• **SUPPLIED ENTRIES**:
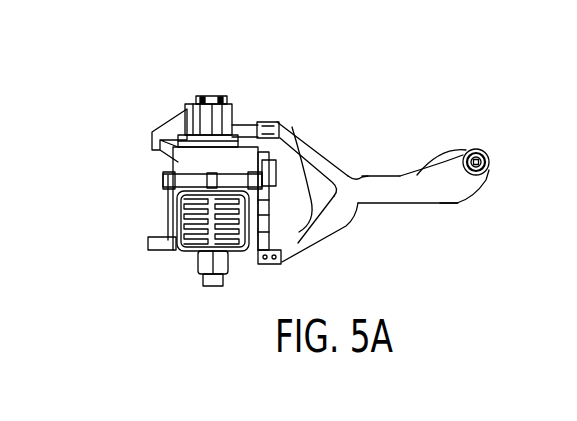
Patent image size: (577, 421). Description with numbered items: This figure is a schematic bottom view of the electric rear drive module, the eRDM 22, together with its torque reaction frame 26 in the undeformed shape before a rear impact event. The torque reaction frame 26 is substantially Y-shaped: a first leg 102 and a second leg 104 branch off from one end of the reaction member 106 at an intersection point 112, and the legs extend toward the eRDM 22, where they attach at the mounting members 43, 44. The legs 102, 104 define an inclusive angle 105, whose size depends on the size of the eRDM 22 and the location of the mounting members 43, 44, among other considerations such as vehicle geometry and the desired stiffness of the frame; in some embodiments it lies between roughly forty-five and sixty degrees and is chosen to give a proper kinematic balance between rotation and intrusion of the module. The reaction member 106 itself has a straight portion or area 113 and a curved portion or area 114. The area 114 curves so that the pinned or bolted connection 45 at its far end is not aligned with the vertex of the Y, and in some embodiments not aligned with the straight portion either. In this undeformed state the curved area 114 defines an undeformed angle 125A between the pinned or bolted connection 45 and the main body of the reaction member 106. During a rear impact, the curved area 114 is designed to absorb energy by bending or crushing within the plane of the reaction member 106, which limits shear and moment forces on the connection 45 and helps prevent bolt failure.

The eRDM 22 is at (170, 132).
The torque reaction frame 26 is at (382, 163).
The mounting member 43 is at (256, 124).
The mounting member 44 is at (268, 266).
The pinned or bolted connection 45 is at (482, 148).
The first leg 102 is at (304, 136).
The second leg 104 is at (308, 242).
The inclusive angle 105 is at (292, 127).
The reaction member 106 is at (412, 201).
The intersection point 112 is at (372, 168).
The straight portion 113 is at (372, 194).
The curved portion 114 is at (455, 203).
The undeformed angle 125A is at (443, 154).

--

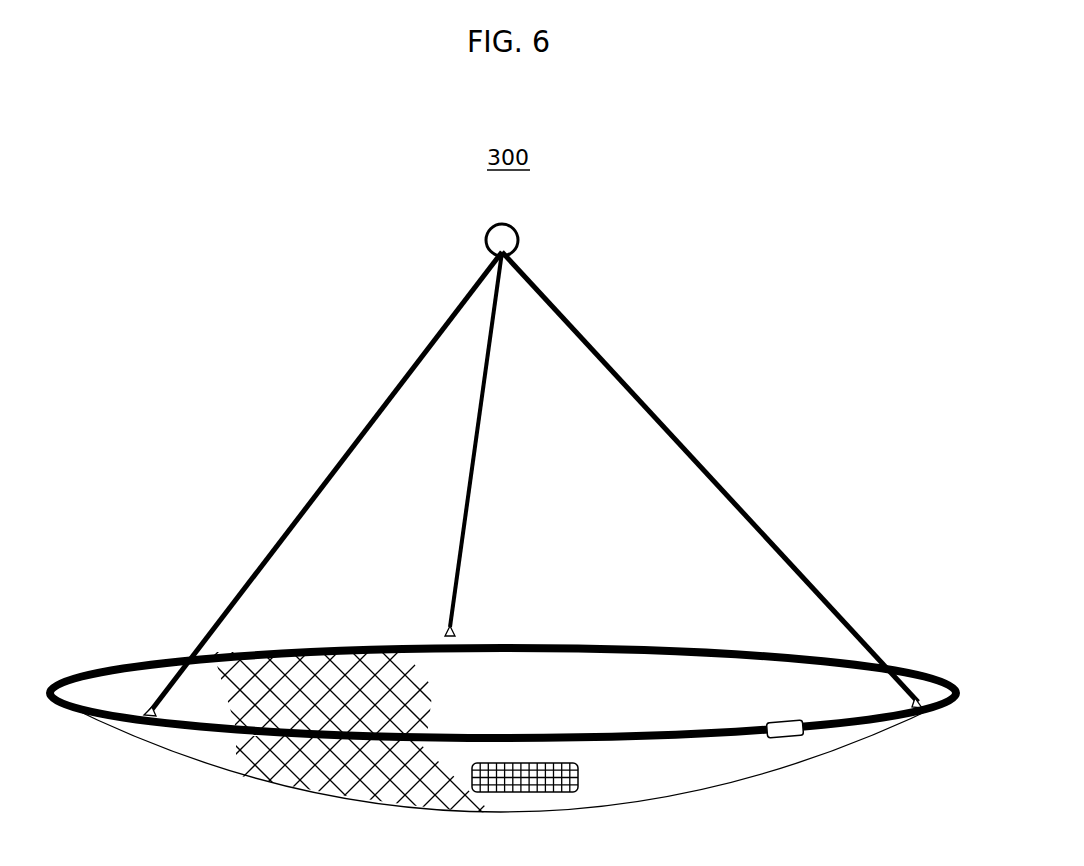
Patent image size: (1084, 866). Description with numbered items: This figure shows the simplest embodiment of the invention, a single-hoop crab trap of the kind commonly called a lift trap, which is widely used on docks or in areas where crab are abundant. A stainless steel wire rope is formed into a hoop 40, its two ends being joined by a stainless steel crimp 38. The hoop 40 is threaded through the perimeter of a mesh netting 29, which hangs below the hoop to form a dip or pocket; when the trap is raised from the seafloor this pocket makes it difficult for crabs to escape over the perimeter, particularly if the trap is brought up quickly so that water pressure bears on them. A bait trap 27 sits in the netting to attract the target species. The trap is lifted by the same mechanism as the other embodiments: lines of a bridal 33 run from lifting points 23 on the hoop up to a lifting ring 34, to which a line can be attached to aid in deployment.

• **PROMPT**:
Copy everything from the line containing "Patent image size: (577, 421)." down to the line containing "The first leg 102 is at (304, 136).", including both of those lines.

• **RESPONSE TO THE EXERCISE**:
Patent image size: (577, 421). Description with numbered items: This figure is a schematic bottom view of the electric rear drive module, the eRDM 22, together with its torque reaction frame 26 in the undeformed shape before a rear impact event. The torque reaction frame 26 is substantially Y-shaped: a first leg 102 and a second leg 104 branch off from one end of the reaction member 106 at an intersection point 112, and the legs extend toward the eRDM 22, where they attach at the mounting members 43, 44. The legs 102, 104 define an inclusive angle 105, whose size depends on the size of the eRDM 22 and the location of the mounting members 43, 44, among other considerations such as vehicle geometry and the desired stiffness of the frame; in some embodiments it lies between roughly forty-five and sixty degrees and is chosen to give a proper kinematic balance between rotation and intrusion of the module. The reaction member 106 itself has a straight portion or area 113 and a curved portion or area 114. The area 114 curves so that the pinned or bolted connection 45 at its far end is not aligned with the vertex of the Y, and in some embodiments not aligned with the straight portion either. In this undeformed state the curved area 114 defines an undeformed angle 125A between the pinned or bolted connection 45 and the main body of the reaction member 106. During a rear impact, the curved area 114 is designed to absorb energy by bending or crushing within the plane of the reaction member 106, which limits shear and moment forces on the connection 45 and helps prevent bolt failure.

The eRDM 22 is at (170, 132).
The torque reaction frame 26 is at (382, 163).
The mounting member 43 is at (256, 124).
The mounting member 44 is at (268, 266).
The pinned or bolted connection 45 is at (482, 148).
The first leg 102 is at (304, 136).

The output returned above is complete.